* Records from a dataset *
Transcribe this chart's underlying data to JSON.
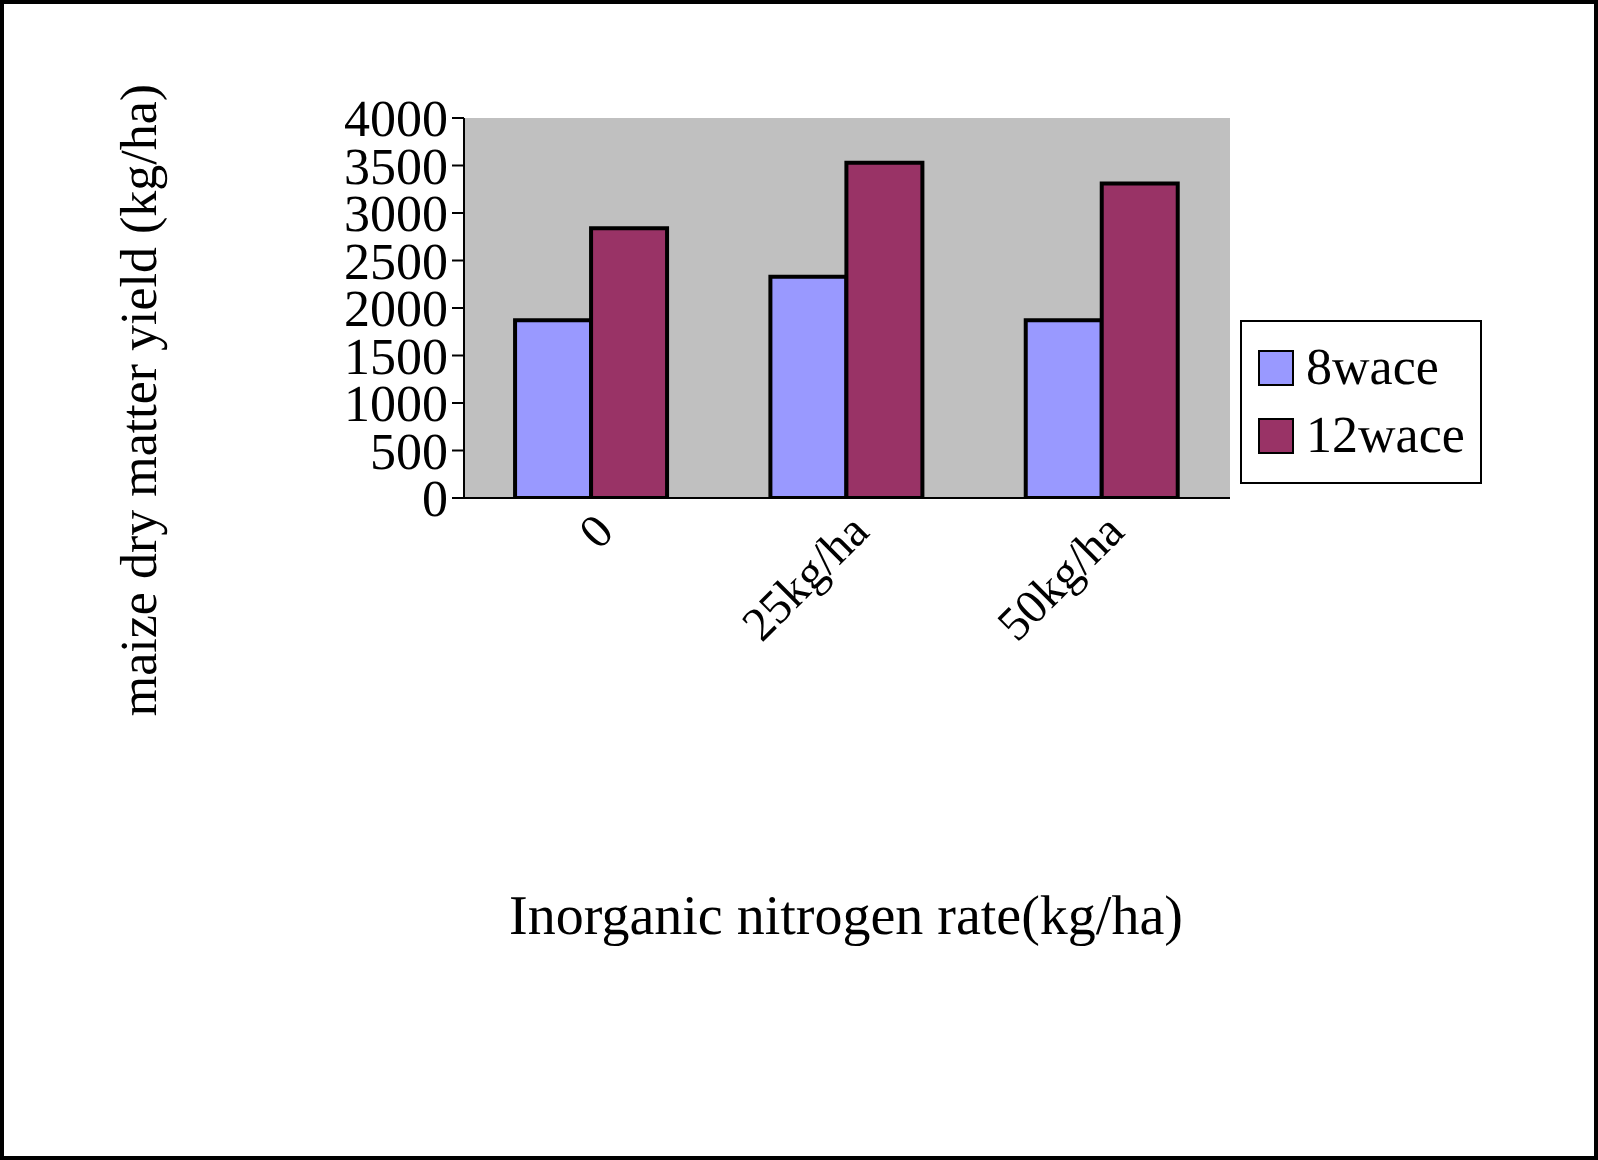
{
  "chart_data": {
    "type": "bar",
    "xlabel": "Inorganic nitrogen rate(kg/ha)",
    "ylabel": "maize dry matter yield (kg/ha)",
    "categories": [
      "0",
      "25kg/ha",
      "50kg/ha"
    ],
    "series": [
      {
        "name": "8wace",
        "color": "#9999ff",
        "values": [
          1870,
          2330,
          1870
        ]
      },
      {
        "name": "12wace",
        "color": "#993366",
        "values": [
          2840,
          3530,
          3310
        ]
      }
    ],
    "ylim": [
      0,
      4000
    ],
    "yticks": [
      0,
      500,
      1000,
      1500,
      2000,
      2500,
      3000,
      3500,
      4000
    ],
    "grid": false,
    "legend": "right"
  }
}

* What to produce *
Output the material word for word, omitting its pictures.

* Problem solution *
Transcribe this chart's underlying data to JSON.
{
  "chart_data": {
    "type": "bar",
    "xlabel": "Inorganic nitrogen rate(kg/ha)",
    "ylabel": "maize dry matter yield (kg/ha)",
    "categories": [
      "0",
      "25kg/ha",
      "50kg/ha"
    ],
    "series": [
      {
        "name": "8wace",
        "color": "#9999ff",
        "values": [
          1870,
          2330,
          1870
        ]
      },
      {
        "name": "12wace",
        "color": "#993366",
        "values": [
          2840,
          3530,
          3310
        ]
      }
    ],
    "ylim": [
      0,
      4000
    ],
    "yticks": [
      0,
      500,
      1000,
      1500,
      2000,
      2500,
      3000,
      3500,
      4000
    ],
    "grid": false,
    "legend": "right"
  }
}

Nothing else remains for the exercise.